REQUIRED WORK.
Reproduce every line of the listing as written, apart from the pictures.

** BEGIN **

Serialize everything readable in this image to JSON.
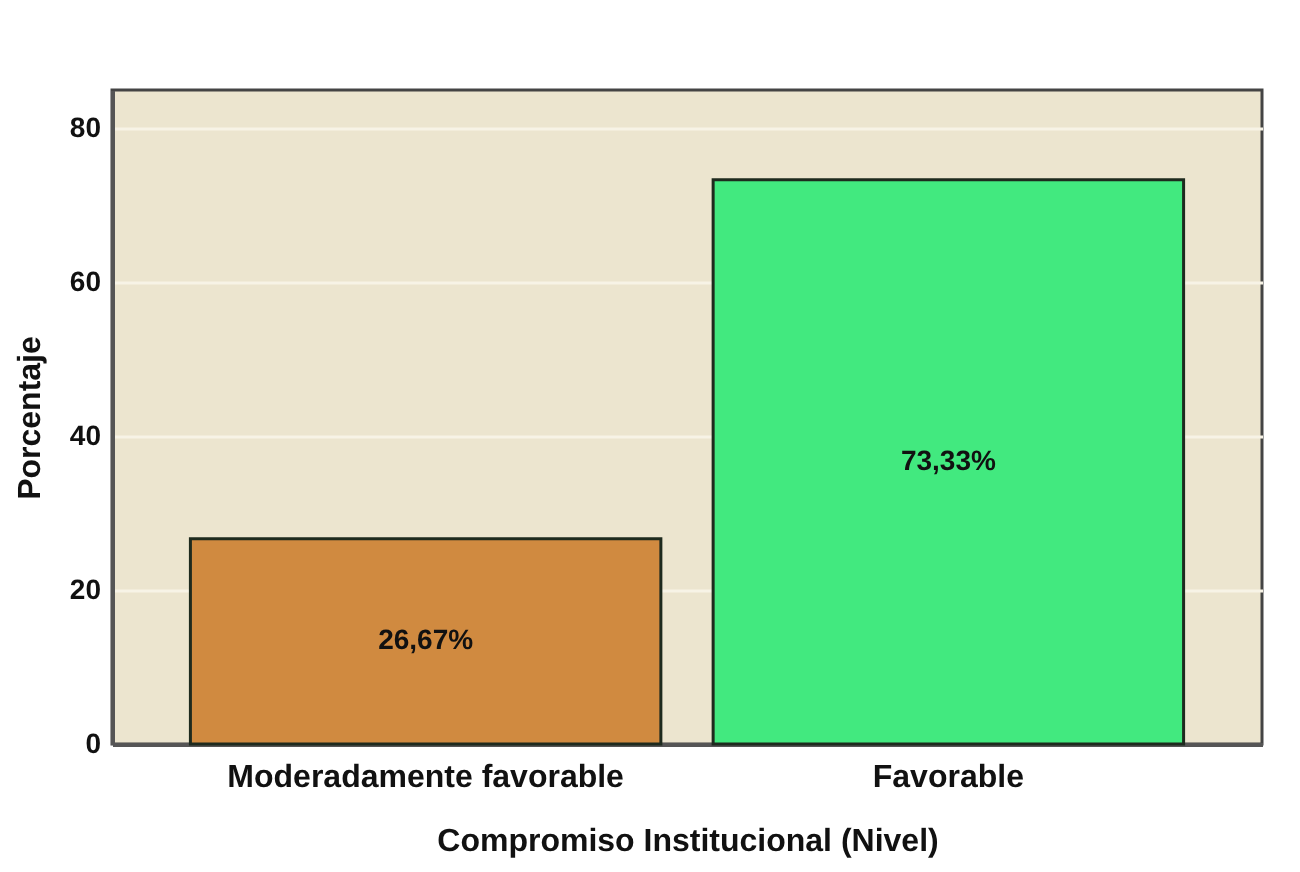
{
  "chart_data": {
    "type": "bar",
    "xlabel": "Compromiso Institucional (Nivel)",
    "ylabel": "Porcentaje",
    "categories": [
      "Moderadamente favorable",
      "Favorable"
    ],
    "values": [
      26.67,
      73.33
    ],
    "value_labels": [
      "26,67%",
      "73,33%"
    ],
    "colors": [
      "#d08a40",
      "#42e97f"
    ],
    "ylim": [
      0,
      85
    ],
    "yticks": [
      0,
      20,
      40,
      60,
      80
    ],
    "grid": "y"
  }
}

** END **

RIGHT ANSWER.
Serialize everything readable in this image to JSON.
{
  "chart_data": {
    "type": "bar",
    "xlabel": "Compromiso Institucional (Nivel)",
    "ylabel": "Porcentaje",
    "categories": [
      "Moderadamente favorable",
      "Favorable"
    ],
    "values": [
      26.67,
      73.33
    ],
    "value_labels": [
      "26,67%",
      "73,33%"
    ],
    "colors": [
      "#d08a40",
      "#42e97f"
    ],
    "ylim": [
      0,
      85
    ],
    "yticks": [
      0,
      20,
      40,
      60,
      80
    ],
    "grid": "y"
  }
}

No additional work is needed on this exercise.